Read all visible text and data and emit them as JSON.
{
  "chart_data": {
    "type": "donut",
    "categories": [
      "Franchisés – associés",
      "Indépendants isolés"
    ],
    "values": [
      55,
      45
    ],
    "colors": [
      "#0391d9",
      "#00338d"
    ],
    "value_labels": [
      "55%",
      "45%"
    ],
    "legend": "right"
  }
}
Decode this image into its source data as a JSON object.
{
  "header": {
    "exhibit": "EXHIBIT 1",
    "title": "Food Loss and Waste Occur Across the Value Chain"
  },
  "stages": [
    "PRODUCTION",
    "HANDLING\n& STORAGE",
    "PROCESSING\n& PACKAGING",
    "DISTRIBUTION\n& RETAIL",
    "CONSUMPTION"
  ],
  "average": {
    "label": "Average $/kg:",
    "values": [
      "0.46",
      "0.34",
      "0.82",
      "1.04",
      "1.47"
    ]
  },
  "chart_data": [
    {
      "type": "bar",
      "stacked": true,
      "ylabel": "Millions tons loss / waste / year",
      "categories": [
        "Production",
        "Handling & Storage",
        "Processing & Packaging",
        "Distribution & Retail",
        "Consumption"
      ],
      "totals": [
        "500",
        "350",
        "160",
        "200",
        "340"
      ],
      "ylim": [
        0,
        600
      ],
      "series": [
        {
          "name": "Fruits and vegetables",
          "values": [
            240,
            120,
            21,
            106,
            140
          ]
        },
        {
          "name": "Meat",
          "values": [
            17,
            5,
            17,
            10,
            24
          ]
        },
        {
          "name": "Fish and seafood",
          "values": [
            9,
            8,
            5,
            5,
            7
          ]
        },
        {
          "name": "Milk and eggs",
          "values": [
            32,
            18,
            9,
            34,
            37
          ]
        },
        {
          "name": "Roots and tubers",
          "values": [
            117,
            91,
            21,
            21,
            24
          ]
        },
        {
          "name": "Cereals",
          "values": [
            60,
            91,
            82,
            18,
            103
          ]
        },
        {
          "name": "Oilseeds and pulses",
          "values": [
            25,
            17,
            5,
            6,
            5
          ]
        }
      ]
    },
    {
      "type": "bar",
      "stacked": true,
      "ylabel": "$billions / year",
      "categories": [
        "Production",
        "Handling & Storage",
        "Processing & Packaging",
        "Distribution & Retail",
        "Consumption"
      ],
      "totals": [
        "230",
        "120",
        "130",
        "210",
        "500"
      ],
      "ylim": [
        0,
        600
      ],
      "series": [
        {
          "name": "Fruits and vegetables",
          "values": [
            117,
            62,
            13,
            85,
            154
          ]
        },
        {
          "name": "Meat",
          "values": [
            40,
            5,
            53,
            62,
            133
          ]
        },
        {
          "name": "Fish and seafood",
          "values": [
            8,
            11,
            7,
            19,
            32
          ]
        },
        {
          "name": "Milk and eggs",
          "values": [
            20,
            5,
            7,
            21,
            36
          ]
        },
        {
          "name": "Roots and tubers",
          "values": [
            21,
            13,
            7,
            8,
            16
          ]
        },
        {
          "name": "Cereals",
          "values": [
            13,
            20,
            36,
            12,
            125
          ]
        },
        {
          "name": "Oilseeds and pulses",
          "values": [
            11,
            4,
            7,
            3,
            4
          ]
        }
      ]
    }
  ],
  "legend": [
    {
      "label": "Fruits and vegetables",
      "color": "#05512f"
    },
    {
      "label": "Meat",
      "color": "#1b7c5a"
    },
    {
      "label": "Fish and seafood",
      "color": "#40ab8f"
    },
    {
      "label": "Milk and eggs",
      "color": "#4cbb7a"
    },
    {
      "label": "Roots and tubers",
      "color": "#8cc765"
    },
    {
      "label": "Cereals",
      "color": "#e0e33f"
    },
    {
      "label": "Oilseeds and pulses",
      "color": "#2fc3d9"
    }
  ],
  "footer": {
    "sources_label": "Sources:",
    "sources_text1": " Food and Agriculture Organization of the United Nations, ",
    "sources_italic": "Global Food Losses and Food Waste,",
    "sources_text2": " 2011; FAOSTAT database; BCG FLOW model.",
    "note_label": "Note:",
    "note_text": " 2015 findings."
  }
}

- - -

[The request] Repeat the material word for word, in full.

[Result of this task]
Read all visible text and data and emit them as JSON.
{
  "chart_data": {
    "type": "donut",
    "categories": [
      "Franchisés – associés",
      "Indépendants isolés"
    ],
    "values": [
      55,
      45
    ],
    "colors": [
      "#0391d9",
      "#00338d"
    ],
    "value_labels": [
      "55%",
      "45%"
    ],
    "legend": "right"
  }
}
Decode this image into its source data as a JSON object.
{
  "header": {
    "exhibit": "EXHIBIT 1",
    "title": "Food Loss and Waste Occur Across the Value Chain"
  },
  "stages": [
    "PRODUCTION",
    "HANDLING\n& STORAGE",
    "PROCESSING\n& PACKAGING",
    "DISTRIBUTION\n& RETAIL",
    "CONSUMPTION"
  ],
  "average": {
    "label": "Average $/kg:",
    "values": [
      "0.46",
      "0.34",
      "0.82",
      "1.04",
      "1.47"
    ]
  },
  "chart_data": [
    {
      "type": "bar",
      "stacked": true,
      "ylabel": "Millions tons loss / waste / year",
      "categories": [
        "Production",
        "Handling & Storage",
        "Processing & Packaging",
        "Distribution & Retail",
        "Consumption"
      ],
      "totals": [
        "500",
        "350",
        "160",
        "200",
        "340"
      ],
      "ylim": [
        0,
        600
      ],
      "series": [
        {
          "name": "Fruits and vegetables",
          "values": [
            240,
            120,
            21,
            106,
            140
          ]
        },
        {
          "name": "Meat",
          "values": [
            17,
            5,
            17,
            10,
            24
          ]
        },
        {
          "name": "Fish and seafood",
          "values": [
            9,
            8,
            5,
            5,
            7
          ]
        },
        {
          "name": "Milk and eggs",
          "values": [
            32,
            18,
            9,
            34,
            37
          ]
        },
        {
          "name": "Roots and tubers",
          "values": [
            117,
            91,
            21,
            21,
            24
          ]
        },
        {
          "name": "Cereals",
          "values": [
            60,
            91,
            82,
            18,
            103
          ]
        },
        {
          "name": "Oilseeds and pulses",
          "values": [
            25,
            17,
            5,
            6,
            5
          ]
        }
      ]
    },
    {
      "type": "bar",
      "stacked": true,
      "ylabel": "$billions / year",
      "categories": [
        "Production",
        "Handling & Storage",
        "Processing & Packaging",
        "Distribution & Retail",
        "Consumption"
      ],
      "totals": [
        "230",
        "120",
        "130",
        "210",
        "500"
      ],
      "ylim": [
        0,
        600
      ],
      "series": [
        {
          "name": "Fruits and vegetables",
          "values": [
            117,
            62,
            13,
            85,
            154
          ]
        },
        {
          "name": "Meat",
          "values": [
            40,
            5,
            53,
            62,
            133
          ]
        },
        {
          "name": "Fish and seafood",
          "values": [
            8,
            11,
            7,
            19,
            32
          ]
        },
        {
          "name": "Milk and eggs",
          "values": [
            20,
            5,
            7,
            21,
            36
          ]
        },
        {
          "name": "Roots and tubers",
          "values": [
            21,
            13,
            7,
            8,
            16
          ]
        },
        {
          "name": "Cereals",
          "values": [
            13,
            20,
            36,
            12,
            125
          ]
        },
        {
          "name": "Oilseeds and pulses",
          "values": [
            11,
            4,
            7,
            3,
            4
          ]
        }
      ]
    }
  ],
  "legend": [
    {
      "label": "Fruits and vegetables",
      "color": "#05512f"
    },
    {
      "label": "Meat",
      "color": "#1b7c5a"
    },
    {
      "label": "Fish and seafood",
      "color": "#40ab8f"
    },
    {
      "label": "Milk and eggs",
      "color": "#4cbb7a"
    },
    {
      "label": "Roots and tubers",
      "color": "#8cc765"
    },
    {
      "label": "Cereals",
      "color": "#e0e33f"
    },
    {
      "label": "Oilseeds and pulses",
      "color": "#2fc3d9"
    }
  ],
  "footer": {
    "sources_label": "Sources:",
    "sources_text1": " Food and Agriculture Organization of the United Nations, ",
    "sources_italic": "Global Food Losses and Food Waste,",
    "sources_text2": " 2011; FAOSTAT database; BCG FLOW model.",
    "note_label": "Note:",
    "note_text": " 2015 findings."
  }
}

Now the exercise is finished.